**INFORMATION PROVIDED:**
— begin —

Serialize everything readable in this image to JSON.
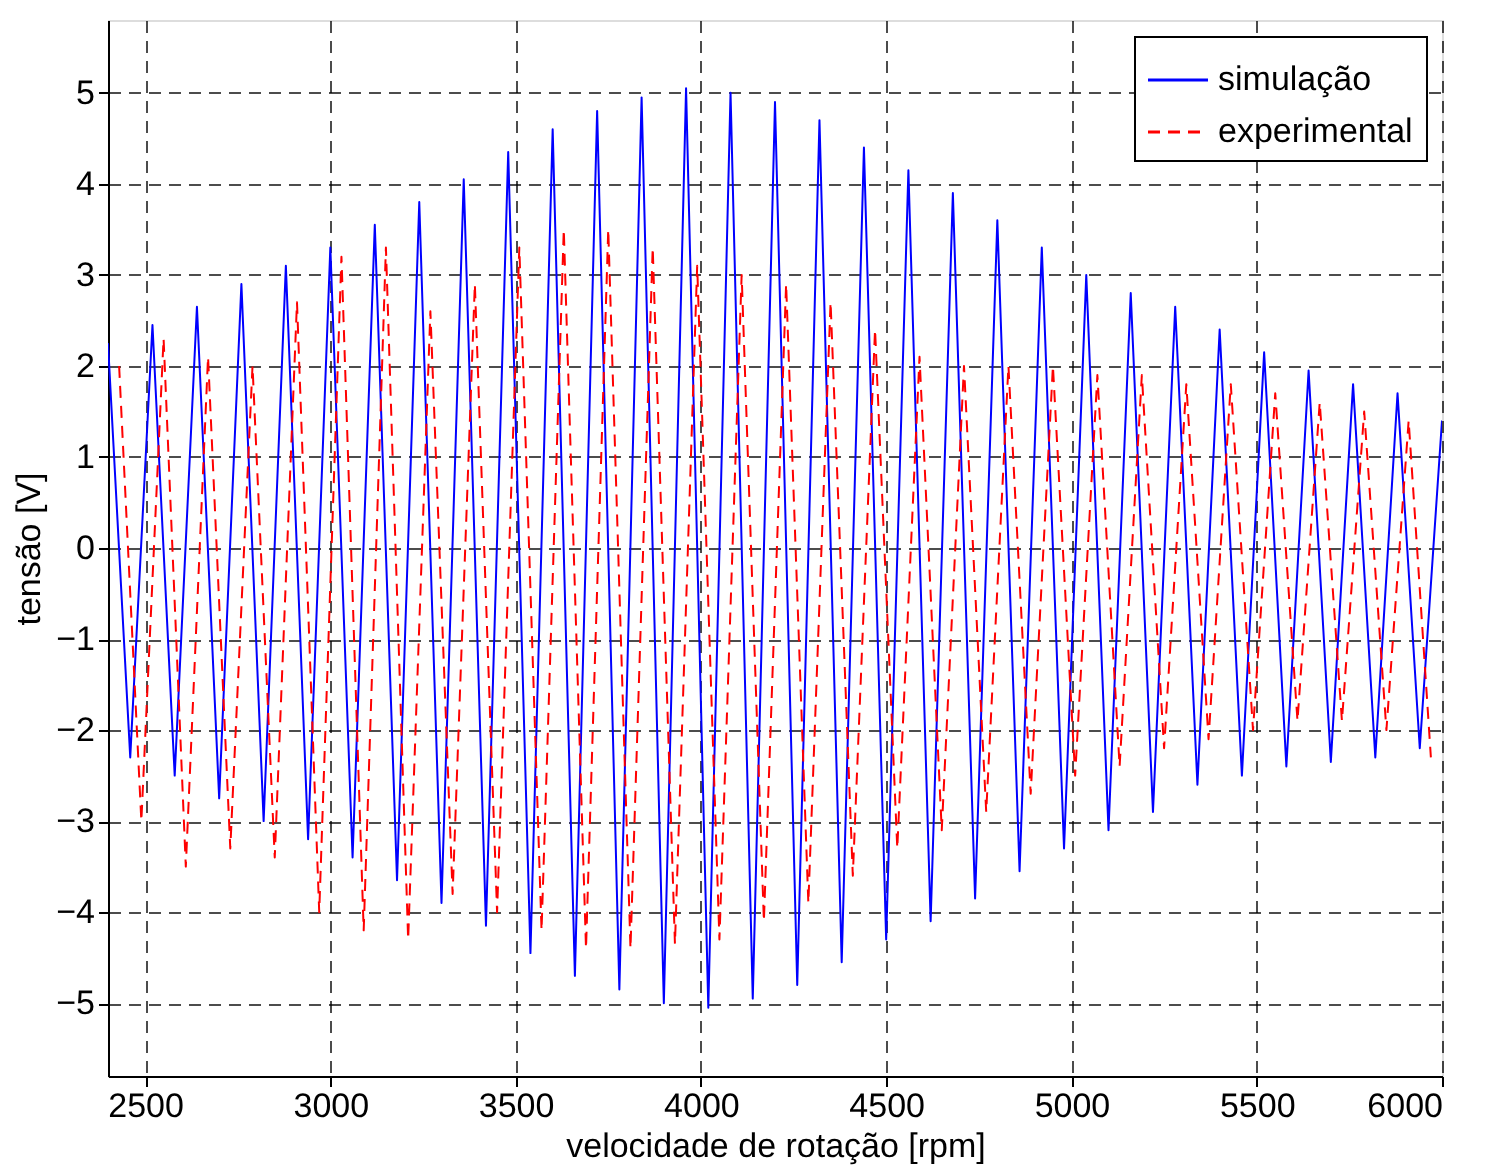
{
  "chart_data": {
    "type": "line",
    "xlabel": "velocidade de rotação [rpm]",
    "ylabel": "tensão [V]",
    "xlim": [
      2400,
      6000
    ],
    "ylim": [
      -5.8,
      5.8
    ],
    "xticks": [
      2500,
      3000,
      3500,
      4000,
      4500,
      5000,
      5500,
      6000
    ],
    "yticks": [
      -5,
      -4,
      -3,
      -2,
      -1,
      0,
      1,
      2,
      3,
      4,
      5
    ],
    "grid": true,
    "legend": "top right",
    "series": [
      {
        "name": "simulação",
        "color": "#0000ff",
        "line_style": "solid",
        "x": [
          2400,
          2460,
          2520,
          2580,
          2640,
          2700,
          2760,
          2820,
          2880,
          2940,
          3000,
          3060,
          3120,
          3180,
          3240,
          3300,
          3360,
          3420,
          3480,
          3540,
          3600,
          3660,
          3720,
          3780,
          3840,
          3900,
          3960,
          4020,
          4080,
          4140,
          4200,
          4260,
          4320,
          4380,
          4440,
          4500,
          4560,
          4620,
          4680,
          4740,
          4800,
          4860,
          4920,
          4980,
          5040,
          5100,
          5160,
          5220,
          5280,
          5340,
          5400,
          5460,
          5520,
          5580,
          5640,
          5700,
          5760,
          5820,
          5880,
          5940,
          6000
        ],
        "values": [
          2.25,
          -2.3,
          2.45,
          -2.5,
          2.65,
          -2.75,
          2.9,
          -3.0,
          3.1,
          -3.2,
          3.3,
          -3.4,
          3.55,
          -3.65,
          3.8,
          -3.9,
          4.05,
          -4.15,
          4.35,
          -4.45,
          4.6,
          -4.7,
          4.8,
          -4.85,
          4.95,
          -5.0,
          5.05,
          -5.05,
          5.0,
          -4.95,
          4.9,
          -4.8,
          4.7,
          -4.55,
          4.4,
          -4.3,
          4.15,
          -4.1,
          3.9,
          -3.85,
          3.6,
          -3.55,
          3.3,
          -3.3,
          3.0,
          -3.1,
          2.8,
          -2.9,
          2.65,
          -2.6,
          2.4,
          -2.5,
          2.15,
          -2.4,
          1.95,
          -2.35,
          1.8,
          -2.3,
          1.7,
          -2.2,
          1.4
        ]
      },
      {
        "name": "experimental",
        "color": "#ff0000",
        "line_style": "dashed",
        "x": [
          2430,
          2490,
          2550,
          2610,
          2670,
          2730,
          2790,
          2850,
          2910,
          2970,
          3030,
          3090,
          3150,
          3210,
          3270,
          3330,
          3390,
          3450,
          3510,
          3570,
          3630,
          3690,
          3750,
          3810,
          3870,
          3930,
          3990,
          4050,
          4110,
          4170,
          4230,
          4290,
          4350,
          4410,
          4470,
          4530,
          4590,
          4650,
          4710,
          4770,
          4830,
          4890,
          4950,
          5010,
          5070,
          5130,
          5190,
          5250,
          5310,
          5370,
          5430,
          5490,
          5550,
          5610,
          5670,
          5730,
          5790,
          5850,
          5910,
          5970
        ],
        "values": [
          2.0,
          -3.0,
          2.3,
          -3.5,
          2.1,
          -3.3,
          2.0,
          -3.4,
          2.7,
          -4.0,
          3.2,
          -4.2,
          3.3,
          -4.3,
          2.6,
          -3.8,
          2.9,
          -4.0,
          3.3,
          -4.2,
          3.5,
          -4.4,
          3.5,
          -4.4,
          3.3,
          -4.35,
          3.1,
          -4.3,
          3.0,
          -4.1,
          2.9,
          -3.9,
          2.7,
          -3.6,
          2.4,
          -3.3,
          2.1,
          -3.1,
          2.0,
          -2.9,
          2.0,
          -2.7,
          2.0,
          -2.5,
          1.9,
          -2.4,
          1.9,
          -2.2,
          1.8,
          -2.1,
          1.8,
          -2.0,
          1.7,
          -1.9,
          1.6,
          -1.9,
          1.5,
          -2.0,
          1.4,
          -2.3
        ]
      }
    ]
  }
}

— end —

**INSTRUCTION:** Leave out the pictures and copy the rest of the material above exactly.

**WRITTEN REPLY:**
Serialize everything readable in this image to JSON.
{
  "chart_data": {
    "type": "line",
    "xlabel": "velocidade de rotação [rpm]",
    "ylabel": "tensão [V]",
    "xlim": [
      2400,
      6000
    ],
    "ylim": [
      -5.8,
      5.8
    ],
    "xticks": [
      2500,
      3000,
      3500,
      4000,
      4500,
      5000,
      5500,
      6000
    ],
    "yticks": [
      -5,
      -4,
      -3,
      -2,
      -1,
      0,
      1,
      2,
      3,
      4,
      5
    ],
    "grid": true,
    "legend": "top right",
    "series": [
      {
        "name": "simulação",
        "color": "#0000ff",
        "line_style": "solid",
        "x": [
          2400,
          2460,
          2520,
          2580,
          2640,
          2700,
          2760,
          2820,
          2880,
          2940,
          3000,
          3060,
          3120,
          3180,
          3240,
          3300,
          3360,
          3420,
          3480,
          3540,
          3600,
          3660,
          3720,
          3780,
          3840,
          3900,
          3960,
          4020,
          4080,
          4140,
          4200,
          4260,
          4320,
          4380,
          4440,
          4500,
          4560,
          4620,
          4680,
          4740,
          4800,
          4860,
          4920,
          4980,
          5040,
          5100,
          5160,
          5220,
          5280,
          5340,
          5400,
          5460,
          5520,
          5580,
          5640,
          5700,
          5760,
          5820,
          5880,
          5940,
          6000
        ],
        "values": [
          2.25,
          -2.3,
          2.45,
          -2.5,
          2.65,
          -2.75,
          2.9,
          -3.0,
          3.1,
          -3.2,
          3.3,
          -3.4,
          3.55,
          -3.65,
          3.8,
          -3.9,
          4.05,
          -4.15,
          4.35,
          -4.45,
          4.6,
          -4.7,
          4.8,
          -4.85,
          4.95,
          -5.0,
          5.05,
          -5.05,
          5.0,
          -4.95,
          4.9,
          -4.8,
          4.7,
          -4.55,
          4.4,
          -4.3,
          4.15,
          -4.1,
          3.9,
          -3.85,
          3.6,
          -3.55,
          3.3,
          -3.3,
          3.0,
          -3.1,
          2.8,
          -2.9,
          2.65,
          -2.6,
          2.4,
          -2.5,
          2.15,
          -2.4,
          1.95,
          -2.35,
          1.8,
          -2.3,
          1.7,
          -2.2,
          1.4
        ]
      },
      {
        "name": "experimental",
        "color": "#ff0000",
        "line_style": "dashed",
        "x": [
          2430,
          2490,
          2550,
          2610,
          2670,
          2730,
          2790,
          2850,
          2910,
          2970,
          3030,
          3090,
          3150,
          3210,
          3270,
          3330,
          3390,
          3450,
          3510,
          3570,
          3630,
          3690,
          3750,
          3810,
          3870,
          3930,
          3990,
          4050,
          4110,
          4170,
          4230,
          4290,
          4350,
          4410,
          4470,
          4530,
          4590,
          4650,
          4710,
          4770,
          4830,
          4890,
          4950,
          5010,
          5070,
          5130,
          5190,
          5250,
          5310,
          5370,
          5430,
          5490,
          5550,
          5610,
          5670,
          5730,
          5790,
          5850,
          5910,
          5970
        ],
        "values": [
          2.0,
          -3.0,
          2.3,
          -3.5,
          2.1,
          -3.3,
          2.0,
          -3.4,
          2.7,
          -4.0,
          3.2,
          -4.2,
          3.3,
          -4.3,
          2.6,
          -3.8,
          2.9,
          -4.0,
          3.3,
          -4.2,
          3.5,
          -4.4,
          3.5,
          -4.4,
          3.3,
          -4.35,
          3.1,
          -4.3,
          3.0,
          -4.1,
          2.9,
          -3.9,
          2.7,
          -3.6,
          2.4,
          -3.3,
          2.1,
          -3.1,
          2.0,
          -2.9,
          2.0,
          -2.7,
          2.0,
          -2.5,
          1.9,
          -2.4,
          1.9,
          -2.2,
          1.8,
          -2.1,
          1.8,
          -2.0,
          1.7,
          -1.9,
          1.6,
          -1.9,
          1.5,
          -2.0,
          1.4,
          -2.3
        ]
      }
    ]
  }
}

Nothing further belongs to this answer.